Records for this exercise: Begin
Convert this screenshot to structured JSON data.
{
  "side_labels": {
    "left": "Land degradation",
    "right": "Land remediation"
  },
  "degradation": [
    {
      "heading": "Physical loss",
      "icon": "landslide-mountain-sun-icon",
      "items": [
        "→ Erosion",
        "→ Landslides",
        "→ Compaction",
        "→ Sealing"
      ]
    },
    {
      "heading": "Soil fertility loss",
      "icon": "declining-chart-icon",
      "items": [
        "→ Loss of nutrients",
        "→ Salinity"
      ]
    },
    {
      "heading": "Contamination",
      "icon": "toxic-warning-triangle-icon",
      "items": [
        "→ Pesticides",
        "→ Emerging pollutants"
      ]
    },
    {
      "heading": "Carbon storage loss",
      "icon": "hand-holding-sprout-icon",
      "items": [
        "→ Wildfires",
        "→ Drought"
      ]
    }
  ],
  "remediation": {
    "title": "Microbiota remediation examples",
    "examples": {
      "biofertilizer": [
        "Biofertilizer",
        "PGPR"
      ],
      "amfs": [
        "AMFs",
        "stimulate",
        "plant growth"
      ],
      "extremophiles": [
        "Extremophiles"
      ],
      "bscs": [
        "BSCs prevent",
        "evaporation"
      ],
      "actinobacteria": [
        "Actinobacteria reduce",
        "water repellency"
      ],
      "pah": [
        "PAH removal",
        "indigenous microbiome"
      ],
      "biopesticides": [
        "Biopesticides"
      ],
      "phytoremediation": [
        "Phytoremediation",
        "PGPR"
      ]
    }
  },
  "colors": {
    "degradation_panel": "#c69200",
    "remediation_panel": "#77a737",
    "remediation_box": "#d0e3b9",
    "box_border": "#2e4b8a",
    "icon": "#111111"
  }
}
Records for this exercise: End
▶ Task objective: Work out how many lines in the entries above include the word "heading". Respond with only the number.

▶ Problem solution: 4